Task objective → Note each line of the listing that contains the string "document", and copy it.
··· Supplied data ···
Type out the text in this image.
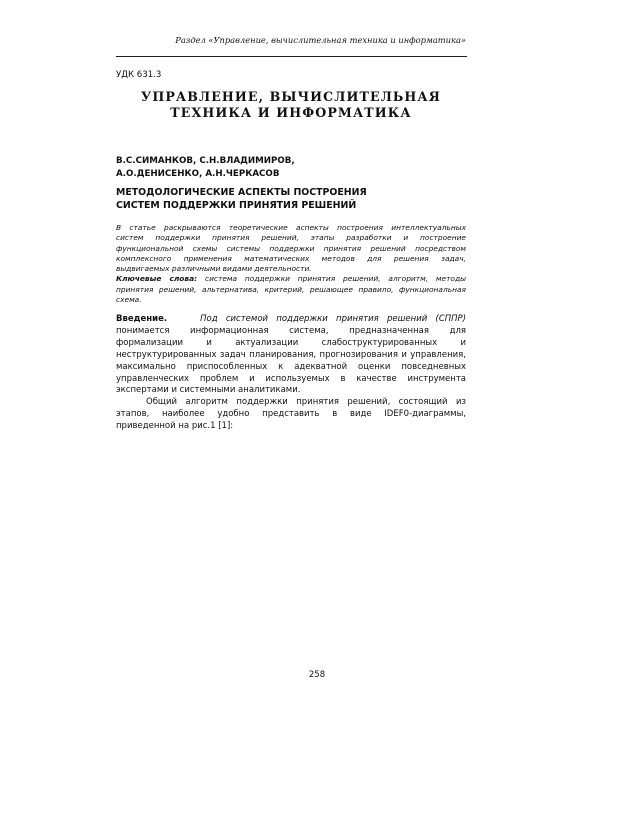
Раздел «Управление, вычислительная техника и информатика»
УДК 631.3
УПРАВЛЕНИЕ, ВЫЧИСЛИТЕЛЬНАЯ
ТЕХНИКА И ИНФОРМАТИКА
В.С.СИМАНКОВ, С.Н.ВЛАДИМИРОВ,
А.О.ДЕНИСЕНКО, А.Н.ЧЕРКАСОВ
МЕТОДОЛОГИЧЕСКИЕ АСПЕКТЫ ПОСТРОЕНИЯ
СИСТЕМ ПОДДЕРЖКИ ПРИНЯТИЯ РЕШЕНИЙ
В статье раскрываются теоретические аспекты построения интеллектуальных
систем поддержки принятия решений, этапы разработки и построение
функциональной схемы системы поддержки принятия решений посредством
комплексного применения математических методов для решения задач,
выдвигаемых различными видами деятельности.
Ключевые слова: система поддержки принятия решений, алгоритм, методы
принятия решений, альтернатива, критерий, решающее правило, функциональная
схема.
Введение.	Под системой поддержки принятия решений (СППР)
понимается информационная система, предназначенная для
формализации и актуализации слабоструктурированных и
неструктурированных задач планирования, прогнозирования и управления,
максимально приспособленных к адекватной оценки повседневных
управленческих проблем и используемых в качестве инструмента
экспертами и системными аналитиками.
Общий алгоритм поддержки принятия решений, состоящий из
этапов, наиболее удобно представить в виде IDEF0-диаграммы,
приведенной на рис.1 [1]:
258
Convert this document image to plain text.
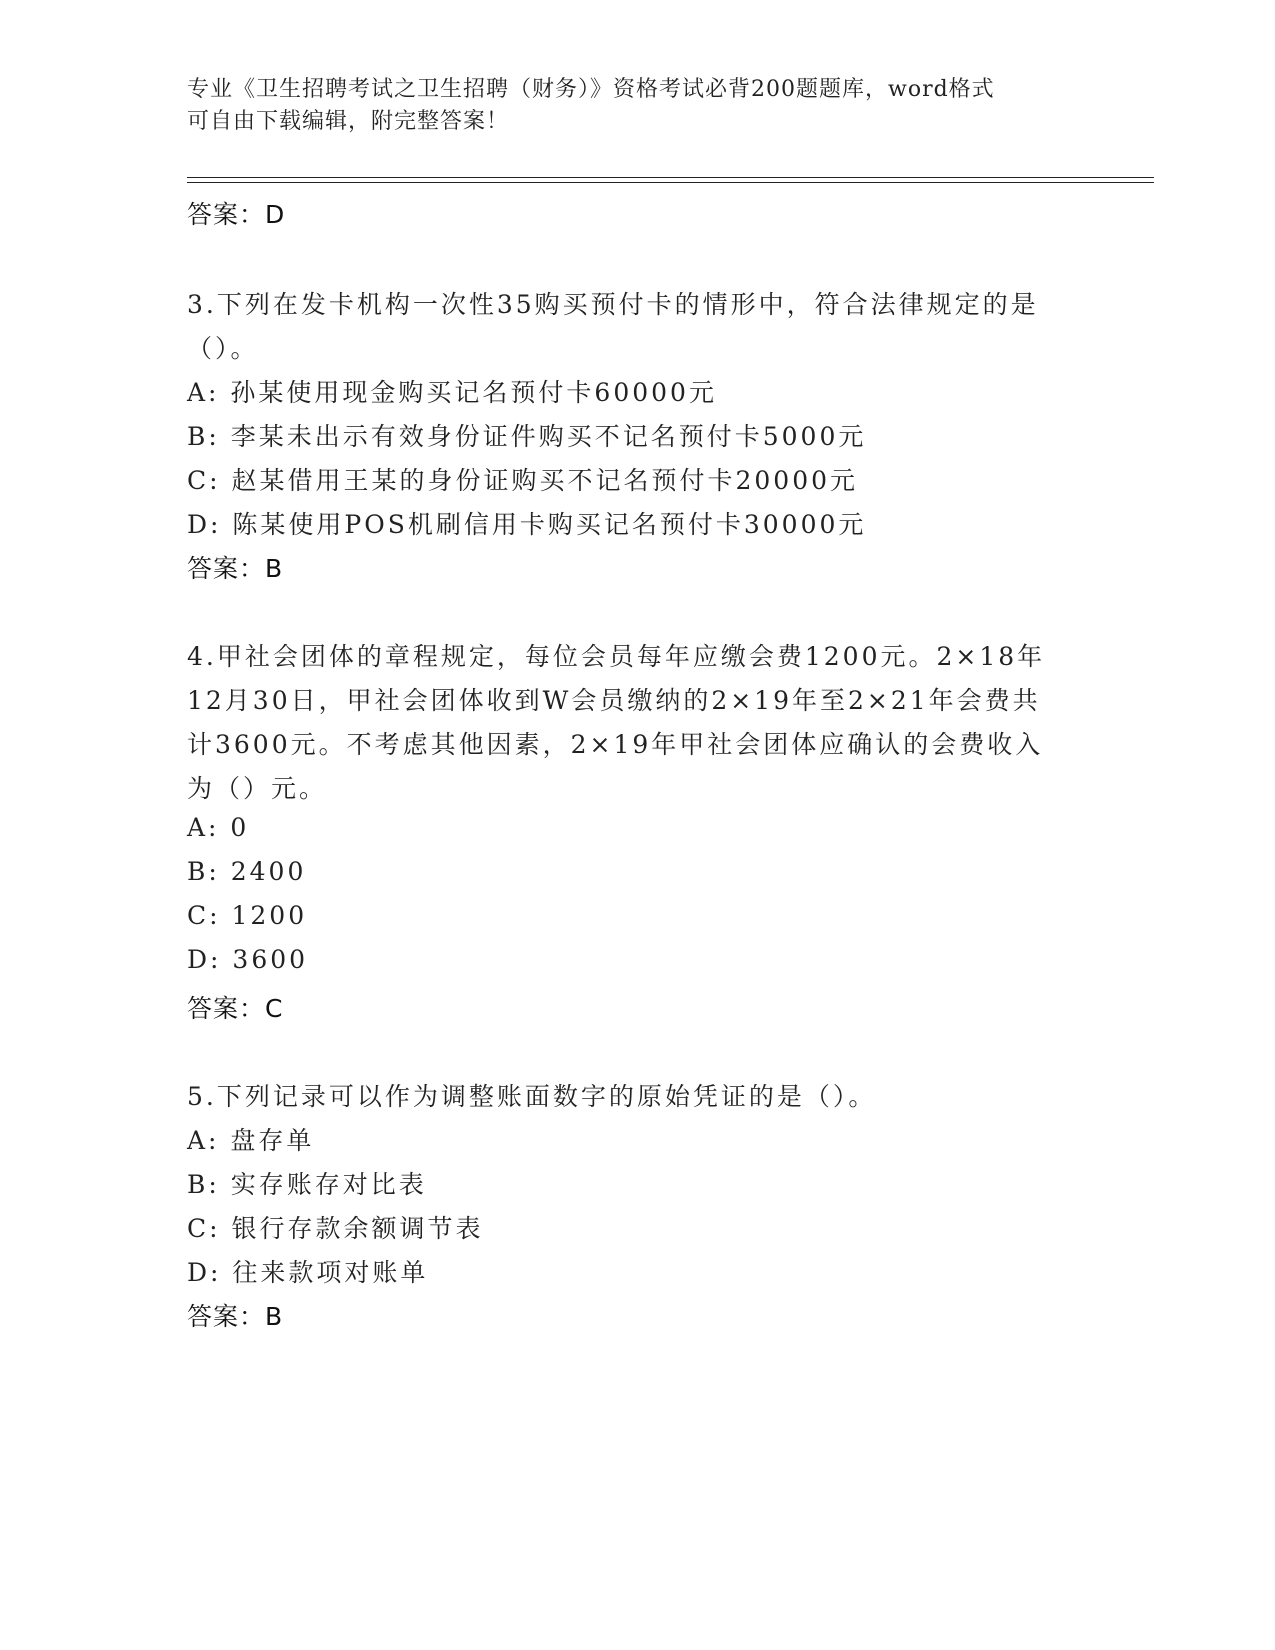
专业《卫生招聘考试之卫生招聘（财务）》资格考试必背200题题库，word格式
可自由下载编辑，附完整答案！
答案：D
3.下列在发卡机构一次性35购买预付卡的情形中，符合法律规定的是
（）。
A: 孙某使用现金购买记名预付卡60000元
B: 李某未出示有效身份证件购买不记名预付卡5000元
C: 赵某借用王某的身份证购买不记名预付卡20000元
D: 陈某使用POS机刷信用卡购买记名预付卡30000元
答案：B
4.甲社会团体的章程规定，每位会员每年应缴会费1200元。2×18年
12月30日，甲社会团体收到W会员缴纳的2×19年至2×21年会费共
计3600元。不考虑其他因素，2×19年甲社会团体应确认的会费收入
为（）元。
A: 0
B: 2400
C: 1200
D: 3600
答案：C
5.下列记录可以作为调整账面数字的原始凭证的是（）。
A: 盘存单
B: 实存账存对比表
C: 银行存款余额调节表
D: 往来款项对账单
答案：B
···
··· Supplied data ···
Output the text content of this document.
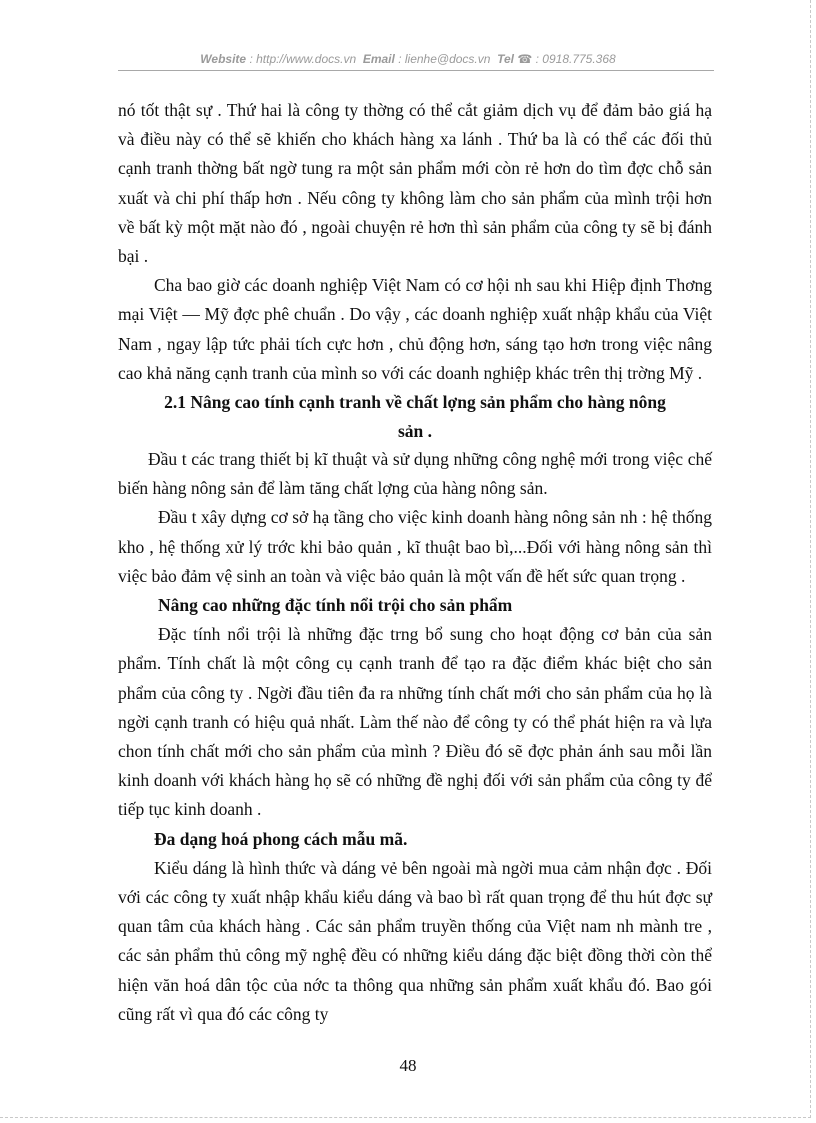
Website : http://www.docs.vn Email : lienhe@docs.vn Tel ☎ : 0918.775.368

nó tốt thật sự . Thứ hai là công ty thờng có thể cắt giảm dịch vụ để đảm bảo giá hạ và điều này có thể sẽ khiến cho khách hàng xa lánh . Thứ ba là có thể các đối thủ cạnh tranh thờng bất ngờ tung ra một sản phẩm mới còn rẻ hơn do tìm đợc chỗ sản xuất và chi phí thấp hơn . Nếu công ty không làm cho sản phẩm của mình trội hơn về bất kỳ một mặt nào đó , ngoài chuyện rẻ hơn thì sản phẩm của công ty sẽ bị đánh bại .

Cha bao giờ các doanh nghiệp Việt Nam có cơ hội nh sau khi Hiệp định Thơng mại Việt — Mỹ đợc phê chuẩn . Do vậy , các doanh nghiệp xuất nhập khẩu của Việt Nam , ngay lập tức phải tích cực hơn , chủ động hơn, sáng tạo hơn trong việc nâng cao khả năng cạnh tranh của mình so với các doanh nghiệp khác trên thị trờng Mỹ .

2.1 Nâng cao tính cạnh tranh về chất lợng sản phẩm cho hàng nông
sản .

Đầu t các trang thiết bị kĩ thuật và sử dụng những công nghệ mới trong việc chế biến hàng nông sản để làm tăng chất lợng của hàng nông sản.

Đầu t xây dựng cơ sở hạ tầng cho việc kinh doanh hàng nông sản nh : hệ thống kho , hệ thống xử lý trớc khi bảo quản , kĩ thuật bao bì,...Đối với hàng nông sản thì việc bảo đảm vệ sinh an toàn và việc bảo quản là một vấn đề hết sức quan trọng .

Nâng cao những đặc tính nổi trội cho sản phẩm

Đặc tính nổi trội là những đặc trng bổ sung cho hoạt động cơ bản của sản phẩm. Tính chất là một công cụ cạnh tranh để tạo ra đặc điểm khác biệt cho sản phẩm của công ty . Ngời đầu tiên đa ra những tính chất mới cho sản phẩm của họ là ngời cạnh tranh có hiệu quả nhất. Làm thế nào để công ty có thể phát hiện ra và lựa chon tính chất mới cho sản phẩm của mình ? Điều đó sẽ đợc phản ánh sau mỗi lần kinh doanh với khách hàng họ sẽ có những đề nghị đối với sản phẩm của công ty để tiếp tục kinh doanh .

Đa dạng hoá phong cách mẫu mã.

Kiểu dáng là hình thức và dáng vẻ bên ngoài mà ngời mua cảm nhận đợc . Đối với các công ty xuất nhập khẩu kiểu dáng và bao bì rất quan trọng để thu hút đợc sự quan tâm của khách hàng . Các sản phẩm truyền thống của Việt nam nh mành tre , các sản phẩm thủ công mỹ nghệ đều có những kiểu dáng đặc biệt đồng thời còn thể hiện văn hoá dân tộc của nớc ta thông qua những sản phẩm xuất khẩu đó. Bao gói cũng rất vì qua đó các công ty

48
···
Response to this task →
Convert this document image to plain text.
Output the text content of this document.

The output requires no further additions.